▸ **WHAT TO DO**:
From the entries that follow, copy every line with the word "Accession".

(DATASET ENTRIES)

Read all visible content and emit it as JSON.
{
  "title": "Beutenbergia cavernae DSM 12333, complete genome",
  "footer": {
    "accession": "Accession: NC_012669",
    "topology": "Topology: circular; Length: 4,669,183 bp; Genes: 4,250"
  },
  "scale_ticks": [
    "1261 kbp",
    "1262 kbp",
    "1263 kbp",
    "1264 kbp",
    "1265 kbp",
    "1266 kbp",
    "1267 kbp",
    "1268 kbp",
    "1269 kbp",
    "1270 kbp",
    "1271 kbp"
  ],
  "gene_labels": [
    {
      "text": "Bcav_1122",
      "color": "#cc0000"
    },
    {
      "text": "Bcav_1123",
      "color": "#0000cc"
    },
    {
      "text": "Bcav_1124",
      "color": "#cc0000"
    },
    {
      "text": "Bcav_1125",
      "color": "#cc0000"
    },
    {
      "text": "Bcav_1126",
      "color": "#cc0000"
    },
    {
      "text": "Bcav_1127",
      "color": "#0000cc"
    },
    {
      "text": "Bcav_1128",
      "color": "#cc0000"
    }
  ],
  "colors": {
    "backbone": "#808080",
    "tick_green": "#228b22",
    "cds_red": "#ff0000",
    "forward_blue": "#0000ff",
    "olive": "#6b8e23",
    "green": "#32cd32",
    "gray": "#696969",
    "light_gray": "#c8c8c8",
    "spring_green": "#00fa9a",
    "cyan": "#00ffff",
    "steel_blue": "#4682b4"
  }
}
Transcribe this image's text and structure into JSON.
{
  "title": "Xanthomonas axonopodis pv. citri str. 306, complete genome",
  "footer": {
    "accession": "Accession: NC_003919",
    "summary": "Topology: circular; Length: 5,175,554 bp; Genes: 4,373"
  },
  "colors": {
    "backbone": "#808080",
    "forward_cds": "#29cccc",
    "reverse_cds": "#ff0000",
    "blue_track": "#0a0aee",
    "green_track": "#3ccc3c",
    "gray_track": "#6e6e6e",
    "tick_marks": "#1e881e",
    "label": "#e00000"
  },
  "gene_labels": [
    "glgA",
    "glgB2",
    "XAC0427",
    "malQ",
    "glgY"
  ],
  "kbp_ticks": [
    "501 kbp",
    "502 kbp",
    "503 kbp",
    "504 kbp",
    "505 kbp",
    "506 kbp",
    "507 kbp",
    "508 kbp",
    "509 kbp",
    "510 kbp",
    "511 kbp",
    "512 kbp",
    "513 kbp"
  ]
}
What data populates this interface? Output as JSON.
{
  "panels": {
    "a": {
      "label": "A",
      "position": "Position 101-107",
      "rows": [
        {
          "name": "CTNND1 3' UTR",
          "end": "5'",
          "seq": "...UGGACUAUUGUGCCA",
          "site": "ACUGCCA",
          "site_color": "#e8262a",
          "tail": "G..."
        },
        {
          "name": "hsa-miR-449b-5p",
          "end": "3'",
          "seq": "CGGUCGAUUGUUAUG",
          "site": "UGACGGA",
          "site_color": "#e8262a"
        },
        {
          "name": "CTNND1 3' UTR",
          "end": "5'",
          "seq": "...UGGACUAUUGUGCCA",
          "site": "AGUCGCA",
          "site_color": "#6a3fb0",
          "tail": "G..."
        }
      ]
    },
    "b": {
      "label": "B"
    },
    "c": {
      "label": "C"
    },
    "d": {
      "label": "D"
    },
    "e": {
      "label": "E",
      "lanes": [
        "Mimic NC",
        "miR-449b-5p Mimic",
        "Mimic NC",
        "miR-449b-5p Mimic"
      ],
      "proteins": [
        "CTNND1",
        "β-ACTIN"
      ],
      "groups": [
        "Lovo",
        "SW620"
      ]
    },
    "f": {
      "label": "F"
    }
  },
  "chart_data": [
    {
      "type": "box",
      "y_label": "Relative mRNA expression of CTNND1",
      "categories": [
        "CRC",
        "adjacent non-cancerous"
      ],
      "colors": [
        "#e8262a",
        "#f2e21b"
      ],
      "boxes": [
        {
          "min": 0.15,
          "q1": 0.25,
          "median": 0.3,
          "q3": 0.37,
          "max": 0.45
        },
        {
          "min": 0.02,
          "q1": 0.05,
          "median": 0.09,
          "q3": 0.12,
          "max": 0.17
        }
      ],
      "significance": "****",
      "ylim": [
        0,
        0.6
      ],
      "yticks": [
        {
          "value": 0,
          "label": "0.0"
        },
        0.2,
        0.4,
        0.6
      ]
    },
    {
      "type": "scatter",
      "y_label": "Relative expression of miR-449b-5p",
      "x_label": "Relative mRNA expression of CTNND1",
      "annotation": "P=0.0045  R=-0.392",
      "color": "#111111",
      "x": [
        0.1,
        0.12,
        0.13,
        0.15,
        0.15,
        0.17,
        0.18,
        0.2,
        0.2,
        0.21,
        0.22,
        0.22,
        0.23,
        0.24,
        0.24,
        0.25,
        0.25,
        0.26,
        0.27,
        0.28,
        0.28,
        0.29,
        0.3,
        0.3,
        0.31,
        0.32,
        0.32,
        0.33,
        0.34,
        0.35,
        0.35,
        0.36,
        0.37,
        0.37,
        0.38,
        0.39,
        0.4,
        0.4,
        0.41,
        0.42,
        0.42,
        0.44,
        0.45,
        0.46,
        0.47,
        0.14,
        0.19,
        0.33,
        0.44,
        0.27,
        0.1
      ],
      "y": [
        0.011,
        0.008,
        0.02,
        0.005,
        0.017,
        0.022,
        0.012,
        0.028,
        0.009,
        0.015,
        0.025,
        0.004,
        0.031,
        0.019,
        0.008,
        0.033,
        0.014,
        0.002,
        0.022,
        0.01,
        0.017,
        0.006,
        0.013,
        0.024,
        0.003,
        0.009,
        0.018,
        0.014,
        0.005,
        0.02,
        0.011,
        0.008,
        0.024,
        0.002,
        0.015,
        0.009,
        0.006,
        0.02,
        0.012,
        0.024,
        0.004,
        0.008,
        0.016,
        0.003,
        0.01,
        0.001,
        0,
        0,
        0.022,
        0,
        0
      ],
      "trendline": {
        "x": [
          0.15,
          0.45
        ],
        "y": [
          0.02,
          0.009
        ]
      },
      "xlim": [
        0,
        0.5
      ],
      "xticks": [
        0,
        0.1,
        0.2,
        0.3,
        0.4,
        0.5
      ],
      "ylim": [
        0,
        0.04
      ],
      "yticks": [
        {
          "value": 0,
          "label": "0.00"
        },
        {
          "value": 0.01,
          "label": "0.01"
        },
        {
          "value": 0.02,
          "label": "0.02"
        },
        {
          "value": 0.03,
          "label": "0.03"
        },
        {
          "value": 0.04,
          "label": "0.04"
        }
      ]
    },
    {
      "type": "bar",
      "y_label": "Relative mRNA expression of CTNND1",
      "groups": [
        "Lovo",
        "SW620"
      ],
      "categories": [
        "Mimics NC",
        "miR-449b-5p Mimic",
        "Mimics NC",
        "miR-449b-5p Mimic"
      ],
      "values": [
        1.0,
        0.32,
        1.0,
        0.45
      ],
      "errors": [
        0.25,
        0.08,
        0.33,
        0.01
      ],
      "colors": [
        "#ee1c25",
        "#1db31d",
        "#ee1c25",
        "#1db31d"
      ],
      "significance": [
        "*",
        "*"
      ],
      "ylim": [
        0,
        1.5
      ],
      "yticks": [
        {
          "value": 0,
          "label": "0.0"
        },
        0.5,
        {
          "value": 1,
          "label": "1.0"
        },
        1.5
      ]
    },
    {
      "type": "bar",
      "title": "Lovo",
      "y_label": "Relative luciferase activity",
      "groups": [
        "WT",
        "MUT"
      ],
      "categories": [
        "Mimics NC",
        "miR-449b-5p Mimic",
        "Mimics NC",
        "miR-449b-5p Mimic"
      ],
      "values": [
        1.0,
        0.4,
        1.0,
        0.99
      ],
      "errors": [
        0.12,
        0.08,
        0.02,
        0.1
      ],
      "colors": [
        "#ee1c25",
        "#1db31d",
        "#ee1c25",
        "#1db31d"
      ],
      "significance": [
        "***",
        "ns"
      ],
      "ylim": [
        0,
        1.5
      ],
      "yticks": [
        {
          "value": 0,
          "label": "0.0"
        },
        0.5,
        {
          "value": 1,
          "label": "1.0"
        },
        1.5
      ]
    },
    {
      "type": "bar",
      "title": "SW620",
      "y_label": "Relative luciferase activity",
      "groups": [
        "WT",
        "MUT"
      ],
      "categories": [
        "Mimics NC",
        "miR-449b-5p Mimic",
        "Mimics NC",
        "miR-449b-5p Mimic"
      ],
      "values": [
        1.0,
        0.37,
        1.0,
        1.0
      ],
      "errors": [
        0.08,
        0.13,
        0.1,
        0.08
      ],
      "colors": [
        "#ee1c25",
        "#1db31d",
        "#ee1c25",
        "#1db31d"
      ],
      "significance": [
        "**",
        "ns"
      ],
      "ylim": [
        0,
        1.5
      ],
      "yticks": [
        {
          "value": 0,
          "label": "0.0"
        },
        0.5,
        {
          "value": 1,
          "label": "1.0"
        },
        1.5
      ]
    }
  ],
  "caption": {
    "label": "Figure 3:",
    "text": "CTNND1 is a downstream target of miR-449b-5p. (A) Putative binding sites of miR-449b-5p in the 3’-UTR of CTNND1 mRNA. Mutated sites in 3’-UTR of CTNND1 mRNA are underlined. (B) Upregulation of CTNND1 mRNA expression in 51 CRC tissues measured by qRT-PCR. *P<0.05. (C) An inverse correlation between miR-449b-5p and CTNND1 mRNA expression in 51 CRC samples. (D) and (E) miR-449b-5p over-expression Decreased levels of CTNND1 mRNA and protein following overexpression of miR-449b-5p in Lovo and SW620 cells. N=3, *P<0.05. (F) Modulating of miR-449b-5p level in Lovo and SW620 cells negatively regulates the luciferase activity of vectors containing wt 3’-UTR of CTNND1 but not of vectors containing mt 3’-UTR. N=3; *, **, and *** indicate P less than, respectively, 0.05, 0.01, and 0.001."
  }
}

(End DATASET ENTRIES)

▸ **REPLY TO THE EXERCISE**:
    "accession": "Accession: NC_012669",
    "accession": "Accession: NC_003919",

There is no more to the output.